Interview with Education Secretary Arne Duncan

By John King, USA - August 9, 2010

KING: The United States used to lead the world in turning out college graduates, but as President Obama pointed out today, in the space of a generation, we have fallen from first to 12th. The president's plan, we take that lead by adding eight million graduates to our current levels by the year 2020. The man in charge of getting us there is the education secretary, Arne Duncan. He's here to go "One-on-One". Put simply, we're losing.

ARNE DUNCAN, EDUCATION SECRETARY: We're losing. We have a long way to go and the president is drawing a line in the sand. He said we have to regain our spot as the world leader in college graduates. We have to educate our way to a better economy. It's the only way we're going to get there.

It is an ambitious goal. It is absolutely the right goal and every one of our strategies, early childhood, K to 12 reform, making higher education more accessible, more affordable, all of those strategies together are towards that goal of, again, leading the world in the percent of college graduates.

KING: If you look at the goal you've set out with the president, 40 percent of Americans in the 25 to 34 age group now have college degrees. You want to get to 60 percent and you want to do it in 10 years. Some would say out there it's a worthy goal. We want more of our young Americans obviously to get college degrees. They'd be better prepared, but why is this the government's job?

DUNCAN: It's all of our jobs. It's our job, it is our job to point out the challenge and it is our job to really encourage everybody, parents, teachers, community members, universities, early childhood educators. All of us have to understand what is at stake. As you know so well, John, there are no good jobs out there in today's economy for a high school dropout. There are basically no good jobs out there if you just have a high school diploma. Some form of higher education. Four-year universities, two-year community colleges, trade, technical, vocational training, some form of higher education has to be the goal for every single student who graduates from high school.

KING: If you look at the list, the rankings, United States is 12th, Canada is No. 1, South Korea No. 2, Russia, Japan, New Zealand, Ireland, Norway, Israel, France, Belgium, and Australia, ahead of the United States. If you look at how much each of those countries spends as a percent of their overall economy, a percentage of GDP, the United States is smack dab in the middle. About 5.3 percent of GDP in public expenditures toward education. Norway, is at 7.2 percent, Japan, 3.5 percent. So, many would say, great goal. But if you look at that, does it have to be more money, or is it just spending what we spend, more wisely?

DUNCAN: It's both. Never just about money, it's about being much more ambitious as country. It is interesting, John, when we led the world a generation ago, with flat lines, not that we've dropped, we've just stagnated. I think we became complacent. And, frankly, I think we lost our way a little bit as a country. Other folks invested more, took this more seriously and, frankly, I think we're paying a price for this in terms of a tough economic climate today.

This is about raising our ambitions, raising our sights. If you asked any American on the street today, are you happy, are you content that we're 12th in the world on college graduates? No one is going to say that that's good enough. No one is going to say that is who we are. But unfortunately, that is-when we look in the mirror today, that's exactly where we are.

If we all work together, if we all pull together; if we understand what's at stake for our children, for education, and for our nation's long-term health and vitality, nothing is more important than making sure every single young person has a chance to enter a very competitive global marketplace and has the skills to do that. To be successful in that world today, you need some form of higher education.

OBJECTIVE 1 — Copy out the records verbatim, from the line containing "panel-frame bbox=[291, 38, 520, 341]" through the line containing "reflection-event bbox=[291, 279, 518, 325]", including both of those lines.
The interview and the records are unrelated material.

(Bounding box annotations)
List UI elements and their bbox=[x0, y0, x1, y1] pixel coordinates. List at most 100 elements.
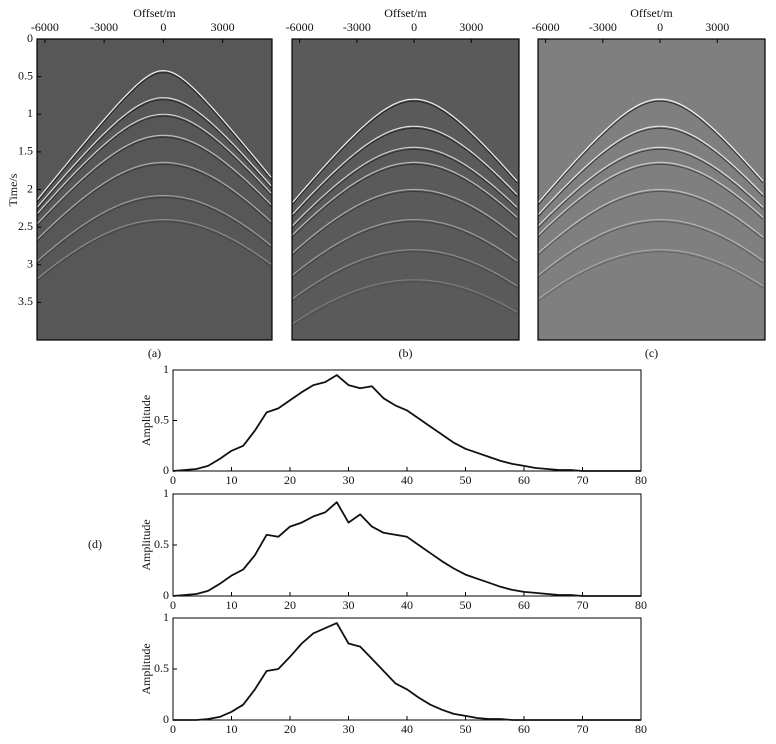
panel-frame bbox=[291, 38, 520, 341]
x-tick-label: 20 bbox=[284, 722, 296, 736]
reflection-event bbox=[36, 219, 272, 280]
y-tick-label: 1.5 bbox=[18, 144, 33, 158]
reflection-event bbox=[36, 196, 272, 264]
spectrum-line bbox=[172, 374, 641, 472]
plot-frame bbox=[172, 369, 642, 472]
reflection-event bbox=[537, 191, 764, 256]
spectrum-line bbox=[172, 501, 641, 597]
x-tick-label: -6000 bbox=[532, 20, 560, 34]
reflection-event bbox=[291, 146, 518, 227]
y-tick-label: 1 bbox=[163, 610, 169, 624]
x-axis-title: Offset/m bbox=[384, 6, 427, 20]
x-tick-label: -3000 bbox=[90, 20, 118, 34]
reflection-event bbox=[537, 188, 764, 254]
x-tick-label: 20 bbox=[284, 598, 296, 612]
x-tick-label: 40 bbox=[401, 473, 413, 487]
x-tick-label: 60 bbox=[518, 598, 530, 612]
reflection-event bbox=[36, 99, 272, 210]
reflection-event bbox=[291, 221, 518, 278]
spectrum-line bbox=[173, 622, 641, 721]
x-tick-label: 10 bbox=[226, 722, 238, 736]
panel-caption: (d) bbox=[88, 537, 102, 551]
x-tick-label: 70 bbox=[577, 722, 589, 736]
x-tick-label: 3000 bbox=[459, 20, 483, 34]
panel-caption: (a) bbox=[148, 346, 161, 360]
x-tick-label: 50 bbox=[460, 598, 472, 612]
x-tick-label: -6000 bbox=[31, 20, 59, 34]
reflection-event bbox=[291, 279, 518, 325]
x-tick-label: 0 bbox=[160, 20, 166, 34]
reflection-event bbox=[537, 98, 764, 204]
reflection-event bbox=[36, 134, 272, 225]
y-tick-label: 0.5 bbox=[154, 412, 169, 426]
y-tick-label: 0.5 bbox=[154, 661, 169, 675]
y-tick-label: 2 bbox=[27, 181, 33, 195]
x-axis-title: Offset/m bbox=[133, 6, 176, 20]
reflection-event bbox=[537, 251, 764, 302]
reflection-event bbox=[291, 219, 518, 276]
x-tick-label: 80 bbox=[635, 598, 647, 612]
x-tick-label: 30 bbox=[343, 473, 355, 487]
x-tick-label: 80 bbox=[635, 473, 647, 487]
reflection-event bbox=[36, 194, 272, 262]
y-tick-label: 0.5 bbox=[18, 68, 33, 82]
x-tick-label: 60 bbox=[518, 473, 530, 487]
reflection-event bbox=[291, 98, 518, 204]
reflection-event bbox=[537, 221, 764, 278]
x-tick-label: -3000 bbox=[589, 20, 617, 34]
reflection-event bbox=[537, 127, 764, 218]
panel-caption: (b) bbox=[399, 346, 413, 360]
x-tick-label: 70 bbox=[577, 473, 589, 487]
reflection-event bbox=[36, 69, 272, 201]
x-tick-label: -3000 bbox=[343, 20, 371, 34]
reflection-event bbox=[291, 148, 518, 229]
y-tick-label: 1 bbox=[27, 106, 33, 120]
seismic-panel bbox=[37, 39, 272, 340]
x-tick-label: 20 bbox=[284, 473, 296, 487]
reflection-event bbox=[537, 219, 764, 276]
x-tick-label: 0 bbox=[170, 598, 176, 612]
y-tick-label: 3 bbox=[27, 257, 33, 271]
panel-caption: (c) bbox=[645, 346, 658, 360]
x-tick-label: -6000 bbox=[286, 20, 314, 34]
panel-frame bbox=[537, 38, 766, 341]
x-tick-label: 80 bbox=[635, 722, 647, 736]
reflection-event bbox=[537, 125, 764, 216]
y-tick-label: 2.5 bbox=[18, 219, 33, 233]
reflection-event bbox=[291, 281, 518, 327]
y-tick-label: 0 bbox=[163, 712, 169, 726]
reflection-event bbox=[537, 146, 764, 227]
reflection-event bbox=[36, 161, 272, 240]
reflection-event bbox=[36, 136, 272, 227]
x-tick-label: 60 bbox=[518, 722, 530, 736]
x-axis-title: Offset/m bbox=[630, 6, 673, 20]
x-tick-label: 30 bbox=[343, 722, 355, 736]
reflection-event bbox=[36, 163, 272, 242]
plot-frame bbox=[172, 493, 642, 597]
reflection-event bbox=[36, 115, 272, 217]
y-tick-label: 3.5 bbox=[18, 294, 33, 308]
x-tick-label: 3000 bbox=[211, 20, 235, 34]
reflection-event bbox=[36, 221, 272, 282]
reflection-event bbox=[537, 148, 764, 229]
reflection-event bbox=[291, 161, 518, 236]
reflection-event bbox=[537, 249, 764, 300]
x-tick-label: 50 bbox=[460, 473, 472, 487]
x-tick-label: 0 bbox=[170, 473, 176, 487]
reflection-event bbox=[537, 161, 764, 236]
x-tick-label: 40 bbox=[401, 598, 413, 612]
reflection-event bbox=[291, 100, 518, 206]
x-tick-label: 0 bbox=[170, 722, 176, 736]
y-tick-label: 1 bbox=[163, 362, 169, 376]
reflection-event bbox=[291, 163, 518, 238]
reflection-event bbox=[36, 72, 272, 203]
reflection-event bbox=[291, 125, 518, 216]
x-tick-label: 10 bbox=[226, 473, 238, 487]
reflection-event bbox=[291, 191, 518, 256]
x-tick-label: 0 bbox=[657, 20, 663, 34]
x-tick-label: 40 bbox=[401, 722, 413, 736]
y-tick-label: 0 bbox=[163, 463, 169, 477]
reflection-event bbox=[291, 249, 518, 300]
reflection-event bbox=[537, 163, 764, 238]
--
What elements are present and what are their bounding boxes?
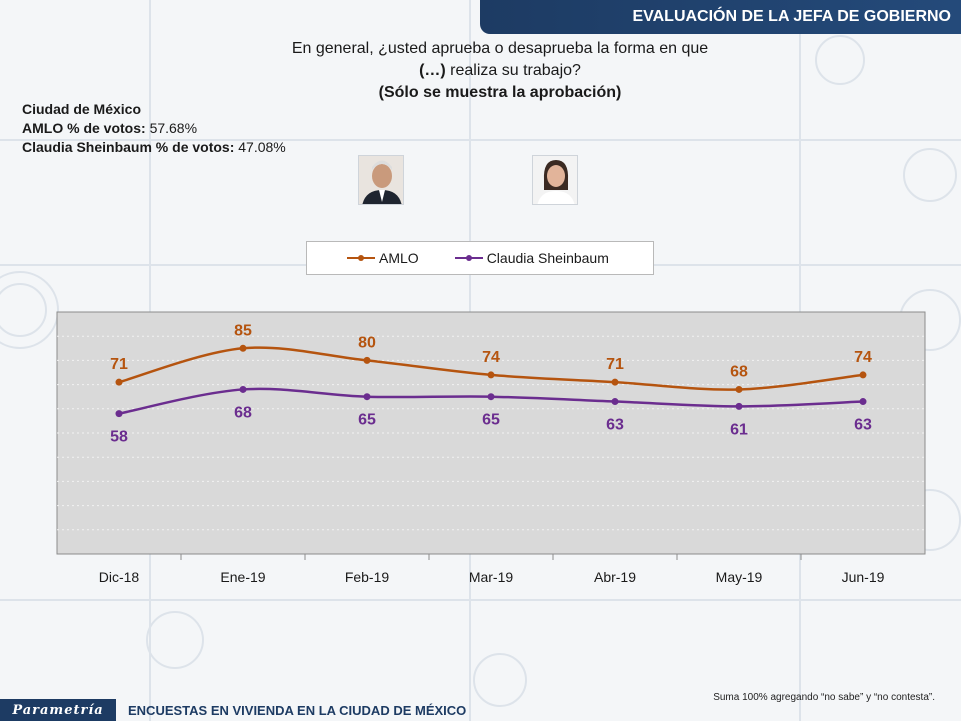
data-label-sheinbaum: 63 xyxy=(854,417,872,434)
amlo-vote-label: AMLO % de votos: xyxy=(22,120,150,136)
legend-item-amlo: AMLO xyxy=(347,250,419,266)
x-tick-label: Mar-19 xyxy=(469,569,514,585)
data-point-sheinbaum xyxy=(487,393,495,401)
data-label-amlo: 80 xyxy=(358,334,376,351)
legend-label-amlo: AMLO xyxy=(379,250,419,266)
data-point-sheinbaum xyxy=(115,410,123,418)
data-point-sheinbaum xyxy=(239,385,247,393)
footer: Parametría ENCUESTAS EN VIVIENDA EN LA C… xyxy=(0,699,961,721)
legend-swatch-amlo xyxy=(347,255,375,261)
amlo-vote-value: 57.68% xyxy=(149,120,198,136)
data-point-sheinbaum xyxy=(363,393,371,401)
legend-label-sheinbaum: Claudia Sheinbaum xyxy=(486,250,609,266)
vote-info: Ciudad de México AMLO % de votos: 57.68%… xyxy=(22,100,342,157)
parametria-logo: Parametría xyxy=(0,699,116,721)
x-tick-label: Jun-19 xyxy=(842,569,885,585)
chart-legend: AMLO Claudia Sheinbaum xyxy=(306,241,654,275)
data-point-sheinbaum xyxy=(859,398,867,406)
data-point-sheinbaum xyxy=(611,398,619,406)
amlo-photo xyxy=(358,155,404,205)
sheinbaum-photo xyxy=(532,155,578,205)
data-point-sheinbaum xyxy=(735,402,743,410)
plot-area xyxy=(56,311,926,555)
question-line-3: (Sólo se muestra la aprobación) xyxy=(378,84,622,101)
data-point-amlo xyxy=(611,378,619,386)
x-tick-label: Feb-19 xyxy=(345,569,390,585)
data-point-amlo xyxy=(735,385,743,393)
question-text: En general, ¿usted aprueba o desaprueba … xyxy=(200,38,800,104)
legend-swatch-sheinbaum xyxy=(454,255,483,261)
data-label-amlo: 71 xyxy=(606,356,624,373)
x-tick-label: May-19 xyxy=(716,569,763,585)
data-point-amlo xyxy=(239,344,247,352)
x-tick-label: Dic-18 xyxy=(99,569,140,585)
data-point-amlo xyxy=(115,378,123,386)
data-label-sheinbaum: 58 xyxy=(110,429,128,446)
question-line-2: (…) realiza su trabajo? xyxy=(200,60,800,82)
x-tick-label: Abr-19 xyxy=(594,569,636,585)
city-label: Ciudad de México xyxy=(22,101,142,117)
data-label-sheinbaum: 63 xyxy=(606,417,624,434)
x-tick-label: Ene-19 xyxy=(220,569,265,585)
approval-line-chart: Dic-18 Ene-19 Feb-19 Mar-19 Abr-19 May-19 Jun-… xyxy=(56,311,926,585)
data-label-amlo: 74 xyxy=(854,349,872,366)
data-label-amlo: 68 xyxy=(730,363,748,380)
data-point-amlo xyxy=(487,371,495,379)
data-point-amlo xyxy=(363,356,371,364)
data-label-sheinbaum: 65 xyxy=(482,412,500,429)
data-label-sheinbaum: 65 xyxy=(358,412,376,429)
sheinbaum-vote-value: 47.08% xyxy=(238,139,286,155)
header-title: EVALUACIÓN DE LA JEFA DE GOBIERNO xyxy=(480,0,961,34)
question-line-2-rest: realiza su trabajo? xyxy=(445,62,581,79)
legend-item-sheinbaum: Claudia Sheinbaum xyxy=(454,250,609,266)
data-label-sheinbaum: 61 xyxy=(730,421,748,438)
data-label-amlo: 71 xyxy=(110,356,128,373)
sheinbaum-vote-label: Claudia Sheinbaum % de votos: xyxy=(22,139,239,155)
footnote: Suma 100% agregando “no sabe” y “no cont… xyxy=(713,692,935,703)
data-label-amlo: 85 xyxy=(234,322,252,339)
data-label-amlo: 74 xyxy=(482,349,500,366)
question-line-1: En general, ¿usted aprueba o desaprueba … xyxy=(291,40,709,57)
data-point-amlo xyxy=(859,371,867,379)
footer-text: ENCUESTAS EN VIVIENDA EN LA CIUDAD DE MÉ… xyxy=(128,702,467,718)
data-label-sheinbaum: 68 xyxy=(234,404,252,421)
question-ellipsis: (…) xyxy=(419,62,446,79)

OBJECTIVE 2 — In the interview with Education Secretary Arne Duncan, what share of GDP does King say the United States spends in public expenditures on education?

COMPLETE RESPONSE 1 —
panel-frame bbox=[291, 38, 520, 341]
x-tick-label: 20 bbox=[284, 722, 296, 736]
reflection-event bbox=[36, 219, 272, 280]
y-tick-label: 1.5 bbox=[18, 144, 33, 158]
reflection-event bbox=[36, 196, 272, 264]
spectrum-line bbox=[172, 374, 641, 472]
plot-frame bbox=[172, 369, 642, 472]
reflection-event bbox=[537, 191, 764, 256]
spectrum-line bbox=[172, 501, 641, 597]
x-tick-label: -6000 bbox=[532, 20, 560, 34]
reflection-event bbox=[291, 146, 518, 227]
y-tick-label: 1 bbox=[163, 610, 169, 624]
x-axis-title: Offset/m bbox=[384, 6, 427, 20]
x-tick-label: -3000 bbox=[90, 20, 118, 34]
reflection-event bbox=[537, 188, 764, 254]
x-tick-label: 20 bbox=[284, 598, 296, 612]
x-tick-label: 40 bbox=[401, 473, 413, 487]
x-tick-label: 60 bbox=[518, 598, 530, 612]
reflection-event bbox=[36, 99, 272, 210]
reflection-event bbox=[291, 221, 518, 278]
spectrum-line bbox=[173, 622, 641, 721]
x-tick-label: 10 bbox=[226, 722, 238, 736]
panel-caption: (d) bbox=[88, 537, 102, 551]
x-tick-label: 70 bbox=[577, 722, 589, 736]
x-tick-label: 3000 bbox=[459, 20, 483, 34]
panel-caption: (a) bbox=[148, 346, 161, 360]
x-tick-label: 50 bbox=[460, 598, 472, 612]
x-tick-label: -6000 bbox=[31, 20, 59, 34]
reflection-event bbox=[291, 279, 518, 325]

COMPLETE RESPONSE 2 — About 5.3 percent of GDP.